(Фрагмент текста):

После рождения брата, дома, в Старопименовском, маму ждал первый номер за 1952 год журнала «Знамя», в котором печатался «Девятый вал» Эренбурга. В записке в роддом папа писал, что роман даже посильнее «Бури» того же автора. На моей полке до сих пор стоят устрашающего вида зачитанные тома-уродцы, вкусно пахнущие старой бумагой. «Падение Парижа», 1942 год. (По этому роману советские люди судили о французской жизни.) «Буря», 1948-й. (Тот самый роман, за который заступился лично Сталин, оставив за героем право на любовь к француженке.) Упомянутый «Девятый вал», вышедший отдельной книгой в 1953-м. Книга подписана в печать 6 января 53-го, значит, скорее всего, успела увидеть свет тиражом 150 тысяч экземпляров до смерти тирана. «Проходя мимо мавзолея, Нина Георгиевна глядела на Сталина; он улыбался; улыбнулась и Нина Георгиевна…»

(Задание 1): Выведите заново строки листинга начиная с первой и заканчивая строкой, содержащей «colorbar-total-bottom-arrow <box>755 500», включительно, заменив в них «lon-tick-label» на «longitude-label». Все остальное оставьте без изменений.

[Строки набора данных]
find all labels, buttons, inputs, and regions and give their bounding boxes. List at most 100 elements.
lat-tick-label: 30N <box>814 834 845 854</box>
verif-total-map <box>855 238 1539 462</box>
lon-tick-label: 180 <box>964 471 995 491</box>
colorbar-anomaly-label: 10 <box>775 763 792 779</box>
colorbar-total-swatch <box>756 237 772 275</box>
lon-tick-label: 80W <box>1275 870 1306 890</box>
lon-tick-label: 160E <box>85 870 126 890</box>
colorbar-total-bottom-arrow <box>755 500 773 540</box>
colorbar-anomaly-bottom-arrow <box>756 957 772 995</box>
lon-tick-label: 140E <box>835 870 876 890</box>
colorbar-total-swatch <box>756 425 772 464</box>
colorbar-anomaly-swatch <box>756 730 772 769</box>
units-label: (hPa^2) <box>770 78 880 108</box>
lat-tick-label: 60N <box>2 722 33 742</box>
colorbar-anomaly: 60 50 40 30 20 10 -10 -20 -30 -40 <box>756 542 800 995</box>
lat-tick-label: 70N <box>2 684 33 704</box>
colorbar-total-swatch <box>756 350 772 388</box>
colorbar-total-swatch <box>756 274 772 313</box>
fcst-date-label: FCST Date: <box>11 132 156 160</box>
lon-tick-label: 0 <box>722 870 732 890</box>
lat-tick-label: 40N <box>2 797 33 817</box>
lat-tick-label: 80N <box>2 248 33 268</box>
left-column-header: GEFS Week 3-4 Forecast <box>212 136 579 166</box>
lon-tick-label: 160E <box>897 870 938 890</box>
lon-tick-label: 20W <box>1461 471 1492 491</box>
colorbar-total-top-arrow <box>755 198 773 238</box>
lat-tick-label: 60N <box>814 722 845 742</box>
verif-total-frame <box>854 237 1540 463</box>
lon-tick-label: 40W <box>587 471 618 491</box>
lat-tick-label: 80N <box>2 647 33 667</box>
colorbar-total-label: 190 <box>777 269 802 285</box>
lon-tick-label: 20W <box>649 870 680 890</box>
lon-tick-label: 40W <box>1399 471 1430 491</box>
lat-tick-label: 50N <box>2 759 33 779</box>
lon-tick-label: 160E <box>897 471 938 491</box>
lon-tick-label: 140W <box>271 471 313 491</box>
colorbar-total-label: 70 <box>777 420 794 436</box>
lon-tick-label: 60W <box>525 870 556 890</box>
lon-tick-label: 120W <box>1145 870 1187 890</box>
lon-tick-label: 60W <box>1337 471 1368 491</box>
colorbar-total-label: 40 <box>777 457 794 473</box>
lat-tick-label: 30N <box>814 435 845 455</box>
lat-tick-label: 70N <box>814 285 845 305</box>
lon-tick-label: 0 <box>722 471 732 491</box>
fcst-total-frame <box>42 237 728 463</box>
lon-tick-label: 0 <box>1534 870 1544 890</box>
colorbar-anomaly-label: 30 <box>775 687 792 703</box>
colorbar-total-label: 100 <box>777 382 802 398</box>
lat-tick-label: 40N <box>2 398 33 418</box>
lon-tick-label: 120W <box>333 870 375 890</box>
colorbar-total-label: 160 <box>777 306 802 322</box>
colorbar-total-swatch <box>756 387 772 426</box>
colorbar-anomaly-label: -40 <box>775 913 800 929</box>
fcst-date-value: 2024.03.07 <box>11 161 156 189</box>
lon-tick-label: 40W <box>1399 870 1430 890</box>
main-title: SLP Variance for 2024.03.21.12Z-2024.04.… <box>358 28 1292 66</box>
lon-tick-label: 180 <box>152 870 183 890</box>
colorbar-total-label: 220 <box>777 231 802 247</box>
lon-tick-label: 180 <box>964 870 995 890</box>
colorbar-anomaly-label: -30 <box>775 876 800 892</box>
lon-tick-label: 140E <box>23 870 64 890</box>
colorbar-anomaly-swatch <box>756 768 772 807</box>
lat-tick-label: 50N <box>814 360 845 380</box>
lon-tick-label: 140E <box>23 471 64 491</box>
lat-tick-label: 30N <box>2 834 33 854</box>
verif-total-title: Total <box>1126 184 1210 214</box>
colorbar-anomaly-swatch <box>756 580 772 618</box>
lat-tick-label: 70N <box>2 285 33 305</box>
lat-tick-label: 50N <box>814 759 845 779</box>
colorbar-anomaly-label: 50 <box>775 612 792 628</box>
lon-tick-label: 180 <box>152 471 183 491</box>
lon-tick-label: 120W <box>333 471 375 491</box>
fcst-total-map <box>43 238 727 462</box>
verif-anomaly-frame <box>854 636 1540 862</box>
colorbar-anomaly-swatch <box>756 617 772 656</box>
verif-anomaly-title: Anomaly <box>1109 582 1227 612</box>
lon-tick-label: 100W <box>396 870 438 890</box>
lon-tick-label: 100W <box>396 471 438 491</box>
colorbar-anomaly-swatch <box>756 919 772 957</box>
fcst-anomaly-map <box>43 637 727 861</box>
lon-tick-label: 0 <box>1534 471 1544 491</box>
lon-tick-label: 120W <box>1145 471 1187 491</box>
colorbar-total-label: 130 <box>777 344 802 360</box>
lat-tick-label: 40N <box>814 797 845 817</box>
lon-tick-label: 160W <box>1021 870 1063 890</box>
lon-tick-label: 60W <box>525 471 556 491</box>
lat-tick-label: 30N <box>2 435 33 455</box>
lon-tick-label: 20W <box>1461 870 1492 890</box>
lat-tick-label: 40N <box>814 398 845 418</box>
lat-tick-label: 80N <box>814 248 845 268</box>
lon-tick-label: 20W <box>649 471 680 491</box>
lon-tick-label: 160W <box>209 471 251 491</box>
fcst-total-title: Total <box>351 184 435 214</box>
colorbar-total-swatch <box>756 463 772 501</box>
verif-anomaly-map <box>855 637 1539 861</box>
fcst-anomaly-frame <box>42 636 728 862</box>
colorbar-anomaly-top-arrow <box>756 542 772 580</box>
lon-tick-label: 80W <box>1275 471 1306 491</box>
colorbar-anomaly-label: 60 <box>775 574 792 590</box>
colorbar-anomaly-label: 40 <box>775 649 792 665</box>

(Задание 2): Каким тиражом, согласно фрагменту текста, скорее всего, успел выйти «Девятый вал» отдельной книгой до смерти тирана?

(Решение задачи 1):
find all labels, buttons, inputs, and regions and give their bounding boxes. List at most 100 elements.
lat-tick-label: 30N <box>814 834 845 854</box>
verif-total-map <box>855 238 1539 462</box>
longitude-label: 180 <box>964 471 995 491</box>
colorbar-anomaly-label: 10 <box>775 763 792 779</box>
colorbar-total-swatch <box>756 237 772 275</box>
longitude-label: 80W <box>1275 870 1306 890</box>
longitude-label: 160E <box>85 870 126 890</box>
colorbar-total-bottom-arrow <box>755 500 773 540</box>

(Решение задачи 2): Тиражом 150 тысяч экземпляров.